- _Work to do_
Copy the records below exactly as they are written.

Source data
·····

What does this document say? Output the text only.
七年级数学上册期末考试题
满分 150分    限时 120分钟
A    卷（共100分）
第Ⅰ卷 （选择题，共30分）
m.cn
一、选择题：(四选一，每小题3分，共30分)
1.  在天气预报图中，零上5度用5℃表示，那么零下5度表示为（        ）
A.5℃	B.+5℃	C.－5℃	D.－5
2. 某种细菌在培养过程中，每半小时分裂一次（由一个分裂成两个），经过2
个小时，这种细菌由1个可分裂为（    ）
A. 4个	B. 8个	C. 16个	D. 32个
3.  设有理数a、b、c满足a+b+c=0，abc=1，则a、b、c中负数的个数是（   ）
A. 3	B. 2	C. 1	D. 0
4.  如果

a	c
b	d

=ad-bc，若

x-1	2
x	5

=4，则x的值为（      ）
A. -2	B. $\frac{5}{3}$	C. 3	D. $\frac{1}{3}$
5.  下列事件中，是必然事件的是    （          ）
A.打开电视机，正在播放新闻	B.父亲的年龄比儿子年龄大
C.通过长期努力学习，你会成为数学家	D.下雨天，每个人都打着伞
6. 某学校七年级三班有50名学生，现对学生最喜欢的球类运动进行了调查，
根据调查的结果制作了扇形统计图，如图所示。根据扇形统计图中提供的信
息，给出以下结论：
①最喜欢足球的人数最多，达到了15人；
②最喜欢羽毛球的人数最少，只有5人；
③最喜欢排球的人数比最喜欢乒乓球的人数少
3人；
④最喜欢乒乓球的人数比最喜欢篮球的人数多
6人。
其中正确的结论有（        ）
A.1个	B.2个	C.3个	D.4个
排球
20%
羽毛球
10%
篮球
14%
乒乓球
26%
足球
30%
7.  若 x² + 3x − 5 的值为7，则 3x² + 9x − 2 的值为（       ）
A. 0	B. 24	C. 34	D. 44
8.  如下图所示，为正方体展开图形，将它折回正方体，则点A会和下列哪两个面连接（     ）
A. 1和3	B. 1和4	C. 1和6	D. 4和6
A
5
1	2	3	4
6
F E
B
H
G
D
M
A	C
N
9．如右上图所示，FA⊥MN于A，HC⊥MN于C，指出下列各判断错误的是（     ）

·····

- _Written response_
What does this document say? Output the text only.
七年级数学上册期末考试题
满分 150分    限时 120分钟
A    卷（共100分）
第Ⅰ卷 （选择题，共30分）
m.cn
一、选择题：(四选一，每小题3分，共30分)
1.  在天气预报图中，零上5度用5℃表示，那么零下5度表示为（        ）
A.5℃	B.+5℃	C.－5℃	D.－5
2. 某种细菌在培养过程中，每半小时分裂一次（由一个分裂成两个），经过2
个小时，这种细菌由1个可分裂为（    ）
A. 4个	B. 8个	C. 16个	D. 32个
3.  设有理数a、b、c满足a+b+c=0，abc=1，则a、b、c中负数的个数是（   ）
A. 3	B. 2	C. 1	D. 0
4.  如果

a	c
b	d

=ad-bc，若

x-1	2
x	5

=4，则x的值为（      ）
A. -2	B. $\frac{5}{3}$	C. 3	D. $\frac{1}{3}$
5.  下列事件中，是必然事件的是    （          ）
A.打开电视机，正在播放新闻	B.父亲的年龄比儿子年龄大
C.通过长期努力学习，你会成为数学家	D.下雨天，每个人都打着伞
6. 某学校七年级三班有50名学生，现对学生最喜欢的球类运动进行了调查，
根据调查的结果制作了扇形统计图，如图所示。根据扇形统计图中提供的信
息，给出以下结论：
①最喜欢足球的人数最多，达到了15人；
②最喜欢羽毛球的人数最少，只有5人；
③最喜欢排球的人数比最喜欢乒乓球的人数少
3人；
④最喜欢乒乓球的人数比最喜欢篮球的人数多
6人。
其中正确的结论有（        ）
A.1个	B.2个	C.3个	D.4个
排球
20%
羽毛球
10%
篮球
14%
乒乓球
26%
足球
30%
7.  若 x² + 3x − 5 的值为7，则 3x² + 9x − 2 的值为（       ）
A. 0	B. 24	C. 34	D. 44
8.  如下图所示，为正方体展开图形，将它折回正方体，则点A会和下列哪两个面连接（     ）
A. 1和3	B. 1和4	C. 1和6	D. 4和6
A
5
1	2	3	4
6
F E
B
H
G
D
M
A	C
N
9．如右上图所示，FA⊥MN于A，HC⊥MN于C，指出下列各判断错误的是（     ）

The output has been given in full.